* _What to work on_:
For each line below that contains the string "screenshot", copy that line.

* _Records to use_:
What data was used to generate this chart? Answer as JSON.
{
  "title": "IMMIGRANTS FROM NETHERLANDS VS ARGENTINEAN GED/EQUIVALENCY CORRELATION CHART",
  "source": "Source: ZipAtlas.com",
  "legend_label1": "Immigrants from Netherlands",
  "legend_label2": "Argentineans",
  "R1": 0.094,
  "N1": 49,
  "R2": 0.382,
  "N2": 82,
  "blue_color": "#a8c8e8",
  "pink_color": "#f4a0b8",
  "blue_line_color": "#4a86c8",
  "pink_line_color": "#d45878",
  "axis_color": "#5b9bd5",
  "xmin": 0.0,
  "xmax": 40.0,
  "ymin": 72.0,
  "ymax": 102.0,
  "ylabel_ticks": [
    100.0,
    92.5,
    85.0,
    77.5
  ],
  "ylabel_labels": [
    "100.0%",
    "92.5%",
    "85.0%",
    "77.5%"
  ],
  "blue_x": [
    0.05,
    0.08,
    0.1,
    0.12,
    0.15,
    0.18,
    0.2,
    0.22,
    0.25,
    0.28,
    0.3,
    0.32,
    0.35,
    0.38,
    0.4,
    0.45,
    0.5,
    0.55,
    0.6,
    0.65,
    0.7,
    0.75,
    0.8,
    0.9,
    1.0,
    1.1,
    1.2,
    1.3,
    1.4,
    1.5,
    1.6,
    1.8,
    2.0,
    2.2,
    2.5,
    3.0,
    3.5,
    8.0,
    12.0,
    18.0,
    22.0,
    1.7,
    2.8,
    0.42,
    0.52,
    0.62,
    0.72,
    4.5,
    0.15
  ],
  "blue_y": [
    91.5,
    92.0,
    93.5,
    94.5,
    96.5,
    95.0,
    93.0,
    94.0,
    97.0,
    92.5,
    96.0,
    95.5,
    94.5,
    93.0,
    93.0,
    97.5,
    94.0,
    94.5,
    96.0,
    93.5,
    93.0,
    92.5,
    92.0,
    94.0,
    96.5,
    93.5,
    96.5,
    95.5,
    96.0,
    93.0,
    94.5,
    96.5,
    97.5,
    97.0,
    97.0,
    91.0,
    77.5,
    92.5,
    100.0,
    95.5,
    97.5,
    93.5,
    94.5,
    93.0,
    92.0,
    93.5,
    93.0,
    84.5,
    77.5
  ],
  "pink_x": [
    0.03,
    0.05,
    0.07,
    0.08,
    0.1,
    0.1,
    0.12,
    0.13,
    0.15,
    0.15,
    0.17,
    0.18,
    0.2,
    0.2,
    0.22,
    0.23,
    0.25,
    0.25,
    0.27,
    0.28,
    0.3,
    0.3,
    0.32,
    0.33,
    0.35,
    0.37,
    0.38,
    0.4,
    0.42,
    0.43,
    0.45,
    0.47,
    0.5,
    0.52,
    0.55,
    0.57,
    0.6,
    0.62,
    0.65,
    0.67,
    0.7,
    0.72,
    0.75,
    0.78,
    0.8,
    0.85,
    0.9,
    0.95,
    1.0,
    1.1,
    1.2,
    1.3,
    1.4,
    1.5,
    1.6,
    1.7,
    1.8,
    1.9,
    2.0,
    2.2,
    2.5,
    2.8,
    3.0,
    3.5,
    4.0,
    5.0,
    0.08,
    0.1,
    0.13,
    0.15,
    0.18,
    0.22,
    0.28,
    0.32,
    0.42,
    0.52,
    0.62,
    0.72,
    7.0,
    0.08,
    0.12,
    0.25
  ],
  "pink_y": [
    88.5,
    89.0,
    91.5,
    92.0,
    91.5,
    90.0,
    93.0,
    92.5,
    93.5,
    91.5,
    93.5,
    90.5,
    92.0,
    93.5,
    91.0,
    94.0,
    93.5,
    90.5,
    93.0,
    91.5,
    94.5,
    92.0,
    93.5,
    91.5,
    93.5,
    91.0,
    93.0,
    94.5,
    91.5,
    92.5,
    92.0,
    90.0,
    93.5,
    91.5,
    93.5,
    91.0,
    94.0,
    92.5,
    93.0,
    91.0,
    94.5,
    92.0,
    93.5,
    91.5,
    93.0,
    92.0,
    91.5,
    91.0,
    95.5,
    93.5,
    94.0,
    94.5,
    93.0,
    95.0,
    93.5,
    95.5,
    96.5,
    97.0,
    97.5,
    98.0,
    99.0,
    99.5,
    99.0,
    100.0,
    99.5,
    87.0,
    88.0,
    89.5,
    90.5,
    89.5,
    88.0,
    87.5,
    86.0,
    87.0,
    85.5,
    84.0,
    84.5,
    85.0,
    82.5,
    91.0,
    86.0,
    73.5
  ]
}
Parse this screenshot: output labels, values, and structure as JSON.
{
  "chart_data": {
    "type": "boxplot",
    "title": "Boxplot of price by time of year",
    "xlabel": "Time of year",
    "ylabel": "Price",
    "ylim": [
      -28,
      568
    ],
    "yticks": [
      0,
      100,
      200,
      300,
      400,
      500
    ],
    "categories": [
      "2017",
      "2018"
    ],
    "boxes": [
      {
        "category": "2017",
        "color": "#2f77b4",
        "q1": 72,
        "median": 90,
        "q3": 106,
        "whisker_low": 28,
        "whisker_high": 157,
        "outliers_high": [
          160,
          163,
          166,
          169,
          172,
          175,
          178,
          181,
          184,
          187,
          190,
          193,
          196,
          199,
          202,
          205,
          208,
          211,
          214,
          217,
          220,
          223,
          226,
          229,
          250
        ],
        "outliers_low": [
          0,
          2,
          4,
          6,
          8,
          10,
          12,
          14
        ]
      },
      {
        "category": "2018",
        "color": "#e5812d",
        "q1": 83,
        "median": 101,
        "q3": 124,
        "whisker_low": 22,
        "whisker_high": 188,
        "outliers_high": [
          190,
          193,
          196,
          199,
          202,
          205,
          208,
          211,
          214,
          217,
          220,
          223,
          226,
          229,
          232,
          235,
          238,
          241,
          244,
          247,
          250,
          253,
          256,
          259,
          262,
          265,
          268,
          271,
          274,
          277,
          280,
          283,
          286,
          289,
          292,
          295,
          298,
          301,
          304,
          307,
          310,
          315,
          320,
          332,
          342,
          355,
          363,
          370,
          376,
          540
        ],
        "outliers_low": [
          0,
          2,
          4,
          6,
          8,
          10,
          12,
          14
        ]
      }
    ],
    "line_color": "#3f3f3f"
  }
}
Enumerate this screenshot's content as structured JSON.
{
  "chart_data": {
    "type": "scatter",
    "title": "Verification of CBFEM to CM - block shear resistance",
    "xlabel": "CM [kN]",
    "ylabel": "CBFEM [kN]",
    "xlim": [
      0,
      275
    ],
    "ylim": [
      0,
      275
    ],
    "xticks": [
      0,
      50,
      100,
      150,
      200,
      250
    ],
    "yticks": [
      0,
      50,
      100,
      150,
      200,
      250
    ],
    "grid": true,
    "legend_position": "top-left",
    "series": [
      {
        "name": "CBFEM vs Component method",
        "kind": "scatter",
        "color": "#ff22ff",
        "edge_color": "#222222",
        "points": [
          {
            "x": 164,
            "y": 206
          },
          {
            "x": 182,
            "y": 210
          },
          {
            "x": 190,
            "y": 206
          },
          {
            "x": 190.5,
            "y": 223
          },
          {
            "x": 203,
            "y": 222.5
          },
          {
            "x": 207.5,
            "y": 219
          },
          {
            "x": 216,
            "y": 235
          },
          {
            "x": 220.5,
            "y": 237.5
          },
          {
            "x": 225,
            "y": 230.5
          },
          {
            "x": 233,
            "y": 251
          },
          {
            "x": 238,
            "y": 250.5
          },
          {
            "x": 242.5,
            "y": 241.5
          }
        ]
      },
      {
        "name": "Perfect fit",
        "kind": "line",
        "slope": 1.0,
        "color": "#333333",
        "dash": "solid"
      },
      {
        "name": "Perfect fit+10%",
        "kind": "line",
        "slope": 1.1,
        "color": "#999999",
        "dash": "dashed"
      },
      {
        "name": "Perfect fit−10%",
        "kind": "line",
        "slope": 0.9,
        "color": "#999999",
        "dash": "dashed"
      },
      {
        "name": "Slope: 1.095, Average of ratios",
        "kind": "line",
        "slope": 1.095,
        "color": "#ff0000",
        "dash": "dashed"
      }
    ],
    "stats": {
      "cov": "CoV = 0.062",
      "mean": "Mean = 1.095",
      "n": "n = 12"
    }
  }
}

* _Written reply_:
Parse this screenshot: output labels, values, and structure as JSON.
Enumerate this screenshot's content as structured JSON.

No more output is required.